Оформите строки приведённых ниже записей как JSON-список строк, по одной на каждую строку. Пустые строки пропустите, изображения в ответ не включайте.

[Записи, взятые из коллекции]
********

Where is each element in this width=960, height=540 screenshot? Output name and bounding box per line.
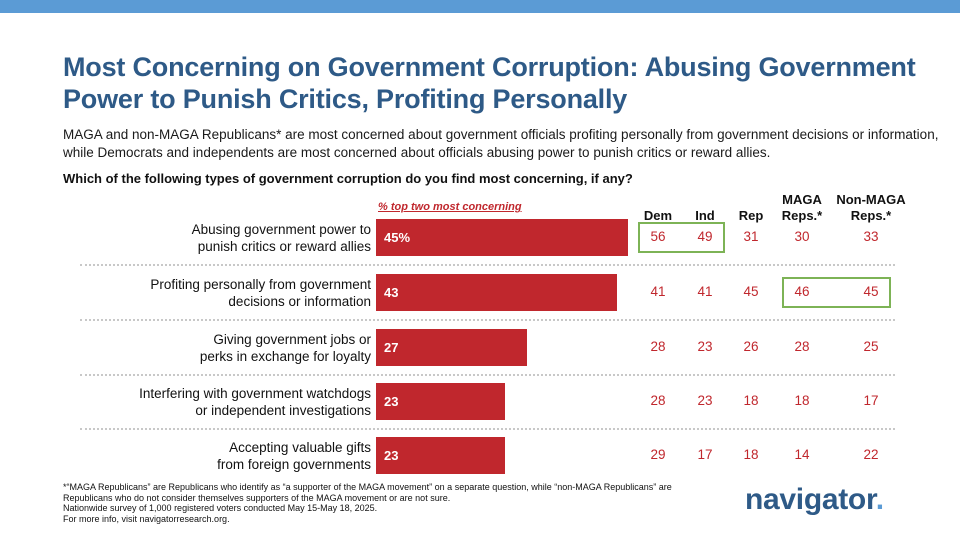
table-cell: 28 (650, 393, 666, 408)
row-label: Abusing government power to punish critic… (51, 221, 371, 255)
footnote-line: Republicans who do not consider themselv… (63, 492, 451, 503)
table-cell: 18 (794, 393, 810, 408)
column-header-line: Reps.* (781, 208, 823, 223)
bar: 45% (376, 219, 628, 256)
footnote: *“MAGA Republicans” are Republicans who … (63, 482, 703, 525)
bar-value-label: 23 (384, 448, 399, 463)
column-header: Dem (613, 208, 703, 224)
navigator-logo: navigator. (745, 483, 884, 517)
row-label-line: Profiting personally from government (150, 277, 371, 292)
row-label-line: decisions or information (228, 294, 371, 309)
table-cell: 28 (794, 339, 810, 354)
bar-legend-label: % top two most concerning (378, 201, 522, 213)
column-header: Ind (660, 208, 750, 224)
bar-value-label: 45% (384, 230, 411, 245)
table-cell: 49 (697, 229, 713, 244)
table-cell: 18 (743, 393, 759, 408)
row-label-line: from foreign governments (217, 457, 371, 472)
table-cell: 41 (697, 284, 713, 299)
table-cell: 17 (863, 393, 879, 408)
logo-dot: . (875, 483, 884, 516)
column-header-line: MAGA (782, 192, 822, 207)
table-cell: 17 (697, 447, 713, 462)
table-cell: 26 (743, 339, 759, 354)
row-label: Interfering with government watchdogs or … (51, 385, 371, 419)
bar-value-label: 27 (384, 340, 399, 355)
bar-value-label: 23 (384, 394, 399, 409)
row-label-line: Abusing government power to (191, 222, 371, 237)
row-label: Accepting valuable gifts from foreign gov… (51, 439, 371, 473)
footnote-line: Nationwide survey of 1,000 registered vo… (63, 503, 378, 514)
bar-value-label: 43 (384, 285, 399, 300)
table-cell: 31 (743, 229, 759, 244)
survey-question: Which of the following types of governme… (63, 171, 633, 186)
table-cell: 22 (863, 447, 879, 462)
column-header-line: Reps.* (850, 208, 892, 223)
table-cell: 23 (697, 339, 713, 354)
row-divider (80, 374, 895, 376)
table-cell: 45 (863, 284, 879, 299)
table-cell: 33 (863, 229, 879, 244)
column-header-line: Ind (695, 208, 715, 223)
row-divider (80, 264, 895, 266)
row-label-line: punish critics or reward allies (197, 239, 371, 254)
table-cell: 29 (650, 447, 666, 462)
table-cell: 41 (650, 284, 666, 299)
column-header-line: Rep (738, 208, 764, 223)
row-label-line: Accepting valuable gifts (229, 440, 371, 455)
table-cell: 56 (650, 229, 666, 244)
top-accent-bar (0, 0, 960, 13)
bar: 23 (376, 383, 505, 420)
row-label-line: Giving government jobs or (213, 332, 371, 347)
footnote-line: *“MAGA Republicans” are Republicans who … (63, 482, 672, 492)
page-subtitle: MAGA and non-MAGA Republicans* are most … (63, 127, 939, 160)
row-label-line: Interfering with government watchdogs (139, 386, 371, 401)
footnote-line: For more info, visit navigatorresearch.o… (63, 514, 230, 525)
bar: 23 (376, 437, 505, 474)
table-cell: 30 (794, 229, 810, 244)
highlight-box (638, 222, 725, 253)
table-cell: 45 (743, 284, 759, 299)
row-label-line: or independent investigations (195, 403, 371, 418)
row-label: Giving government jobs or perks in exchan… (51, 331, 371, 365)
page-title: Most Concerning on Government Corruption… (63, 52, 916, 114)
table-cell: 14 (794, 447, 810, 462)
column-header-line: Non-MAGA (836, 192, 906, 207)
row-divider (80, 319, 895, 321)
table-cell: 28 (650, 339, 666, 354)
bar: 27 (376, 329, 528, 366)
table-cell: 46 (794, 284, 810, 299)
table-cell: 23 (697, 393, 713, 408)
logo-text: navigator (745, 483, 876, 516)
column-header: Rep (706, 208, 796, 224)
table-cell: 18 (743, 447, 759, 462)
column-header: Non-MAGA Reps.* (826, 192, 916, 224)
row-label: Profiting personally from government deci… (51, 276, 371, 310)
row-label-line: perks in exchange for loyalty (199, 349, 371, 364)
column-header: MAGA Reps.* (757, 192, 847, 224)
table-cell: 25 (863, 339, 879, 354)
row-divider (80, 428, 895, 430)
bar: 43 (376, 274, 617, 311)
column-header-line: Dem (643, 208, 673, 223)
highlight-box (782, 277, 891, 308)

********

§ **ПОЛНЫЙ ОТВЕТ**:
[
  "Where is each element in this width=960, height=540 screenshot? Output name and bounding box per line.",
  "table-cell: 28 (650, 393, 666, 408)",
  "row-label: Abusing government power to punish critic… (51, 221, 371, 255)",
  "footnote-line: Republicans who do not consider themselv… (63, 492, 451, 503)",
  "table-cell: 18 (794, 393, 810, 408)",
  "column-header-line: Reps.* (781, 208, 823, 223)",
  "bar: 45% (376, 219, 628, 256)",
  "footnote: *“MAGA Republicans” are Republicans who … (63, 482, 703, 525)",
  "bar-value-label: 23 (384, 448, 399, 463)",
  "column-header: Dem (613, 208, 703, 224)",
  "navigator-logo: navigator. (745, 483, 884, 517)",
  "row-label-line: Profiting personally from government (150, 277, 371, 292)",
  "row-label-line: decisions or information (228, 294, 371, 309)",
  "table-cell: 28 (794, 339, 810, 354)",
  "bar-legend-label: % top two most concerning (378, 201, 522, 213)",
  "column-header: Ind (660, 208, 750, 224)",
  "bar-value-label: 45% (384, 230, 411, 245)",
  "table-cell: 49 (697, 229, 713, 244)",
  "table-cell: 18 (743, 393, 759, 408)",
  "row-label-line: from foreign governments (217, 457, 371, 472)",
  "table-cell: 41 (697, 284, 713, 299)",
  "table-cell: 17 (863, 393, 879, 408)",
  "logo-dot: . (875, 483, 884, 516)",
  "column-header-line: MAGA (782, 192, 822, 207)",
  "table-cell: 17 (697, 447, 713, 462)",
  "table-cell: 26 (743, 339, 759, 354)",
  "row-label: Interfering with government watchdogs or … (51, 385, 371, 419)",
  "bar-value-label: 27 (384, 340, 399, 355)",
  "bar-value-label: 23 (384, 394, 399, 409)",
  "row-label-line: Abusing government power to (191, 222, 371, 237)",
  "row-label: Accepting valuable gifts from foreign gov… (51, 439, 371, 473)",
  "footnote-line: Nationwide survey of 1,000 registered vo… (63, 503, 378, 514)",
  "bar-value-label: 43 (384, 285, 399, 300)",
  "table-cell: 31 (743, 229, 759, 244)",
  "survey-question: Which of the following types of governme… (63, 171, 633, 186)",
  "table-cell: 22 (863, 447, 879, 462)",
  "column-header-line: Reps.* (850, 208, 892, 223)",
  "table-cell: 23 (697, 339, 713, 354)",
  "row-divider (80, 374, 895, 376)",
  "table-cell: 45 (863, 284, 879, 299)",
  "table-cell: 33 (863, 229, 879, 244)",
  "column-header-line: Ind (695, 208, 715, 223)",
  "row-divider (80, 264, 895, 266)",
  "row-label-line: punish critics or reward allies (197, 239, 371, 254)",
  "table-cell: 29 (650, 447, 666, 462)",
  "table-cell: 41 (650, 284, 666, 299)",
  "column-header-line: Rep (738, 208, 764, 223)",
  "row-label-line: Accepting valuable gifts (229, 440, 371, 455)",
  "table-cell: 56 (650, 229, 666, 244)",
  "top-accent-bar (0, 0, 960, 13)",
  "bar: 23 (376, 383, 505, 420)",
  "row-label-line: Giving government jobs or (213, 332, 371, 347)",
  "footnote-line: *“MAGA Republicans” are Republicans who … (63, 482, 672, 492)",
  "page-subtitle: MAGA and non-MAGA Republicans* are most … (63, 127, 939, 160)",
  "row-label-line: Interfering with government watchdogs (139, 386, 371, 401)",
  "footnote-line: For more info, visit navigatorresearch.o… (63, 514, 230, 525)",
  "bar: 23 (376, 437, 505, 474)",
  "table-cell: 30 (794, 229, 810, 244)",
  "highlight-box (638, 222, 725, 253)",
  "table-cell: 45 (743, 284, 759, 299)",
  "row-label-line: or independent investigations (195, 403, 371, 418)",
  "row-label: Giving government jobs or perks in exchan… (51, 331, 371, 365)",
  "page-title: Most Concerning on Government Corruption… (63, 52, 916, 114)",
  "table-cell: 14 (794, 447, 810, 462)",
  "column-header-line: Non-MAGA (836, 192, 906, 207)",
  "row-divider (80, 319, 895, 321)",
  "table-cell: 28 (650, 339, 666, 354)",
  "bar: 27 (376, 329, 528, 366)",
  "table-cell: 46 (794, 284, 810, 299)",
  "table-cell: 23 (697, 393, 713, 408)",
  "logo-text: navigator (745, 483, 876, 516)",
  "column-header: Rep (706, 208, 796, 224)",
  "table-cell: 18 (743, 447, 759, 462)",
  "column-header: Non-MAGA Reps.* (826, 192, 916, 224)",
  "row-label: Profiting personally from government deci… (51, 276, 371, 310)",
  "row-label-line: perks in exchange for loyalty (199, 349, 371, 364)",
  "column-header: MAGA Reps.* (757, 192, 847, 224)",
  "table-cell: 25 (863, 339, 879, 354)",
  "row-divider (80, 428, 895, 430)",
  "bar: 43 (376, 274, 617, 311)",
  "column-header-line: Dem (643, 208, 673, 223)",
  "highlight-box (782, 277, 891, 308)"
]